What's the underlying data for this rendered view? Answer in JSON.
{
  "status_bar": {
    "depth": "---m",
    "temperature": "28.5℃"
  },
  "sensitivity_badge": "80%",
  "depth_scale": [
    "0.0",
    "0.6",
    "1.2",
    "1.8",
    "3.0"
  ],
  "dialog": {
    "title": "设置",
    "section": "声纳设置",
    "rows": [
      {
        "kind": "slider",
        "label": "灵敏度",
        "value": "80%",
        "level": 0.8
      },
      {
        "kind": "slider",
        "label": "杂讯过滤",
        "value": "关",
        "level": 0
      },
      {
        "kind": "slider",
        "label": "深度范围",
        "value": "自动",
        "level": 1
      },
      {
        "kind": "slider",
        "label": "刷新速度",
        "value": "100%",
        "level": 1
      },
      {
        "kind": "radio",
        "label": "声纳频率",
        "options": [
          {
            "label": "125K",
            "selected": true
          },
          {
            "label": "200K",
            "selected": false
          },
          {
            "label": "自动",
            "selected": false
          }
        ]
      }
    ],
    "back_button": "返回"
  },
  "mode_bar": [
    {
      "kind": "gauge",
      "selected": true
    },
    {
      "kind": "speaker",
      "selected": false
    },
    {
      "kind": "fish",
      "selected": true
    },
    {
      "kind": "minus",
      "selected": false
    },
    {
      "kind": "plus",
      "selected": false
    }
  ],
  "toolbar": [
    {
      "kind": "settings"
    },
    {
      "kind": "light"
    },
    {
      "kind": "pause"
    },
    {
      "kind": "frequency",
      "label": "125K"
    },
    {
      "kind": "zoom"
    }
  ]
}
------------------------------
**Exercise prompt:** Transcribe the entire listing above precisely.

**The output:**
What's the underlying data for this rendered view? Answer in JSON.
{
  "status_bar": {
    "depth": "---m",
    "temperature": "28.5℃"
  },
  "sensitivity_badge": "80%",
  "depth_scale": [
    "0.0",
    "0.6",
    "1.2",
    "1.8",
    "3.0"
  ],
  "dialog": {
    "title": "设置",
    "section": "声纳设置",
    "rows": [
      {
        "kind": "slider",
        "label": "灵敏度",
        "value": "80%",
        "level": 0.8
      },
      {
        "kind": "slider",
        "label": "杂讯过滤",
        "value": "关",
        "level": 0
      },
      {
        "kind": "slider",
        "label": "深度范围",
        "value": "自动",
        "level": 1
      },
      {
        "kind": "slider",
        "label": "刷新速度",
        "value": "100%",
        "level": 1
      },
      {
        "kind": "radio",
        "label": "声纳频率",
        "options": [
          {
            "label": "125K",
            "selected": true
          },
          {
            "label": "200K",
            "selected": false
          },
          {
            "label": "自动",
            "selected": false
          }
        ]
      }
    ],
    "back_button": "返回"
  },
  "mode_bar": [
    {
      "kind": "gauge",
      "selected": true
    },
    {
      "kind": "speaker",
      "selected": false
    },
    {
      "kind": "fish",
      "selected": true
    },
    {
      "kind": "minus",
      "selected": false
    },
    {
      "kind": "plus",
      "selected": false
    }
  ],
  "toolbar": [
    {
      "kind": "settings"
    },
    {
      "kind": "light"
    },
    {
      "kind": "pause"
    },
    {
      "kind": "frequency",
      "label": "125K"
    },
    {
      "kind": "zoom"
    }
  ]
}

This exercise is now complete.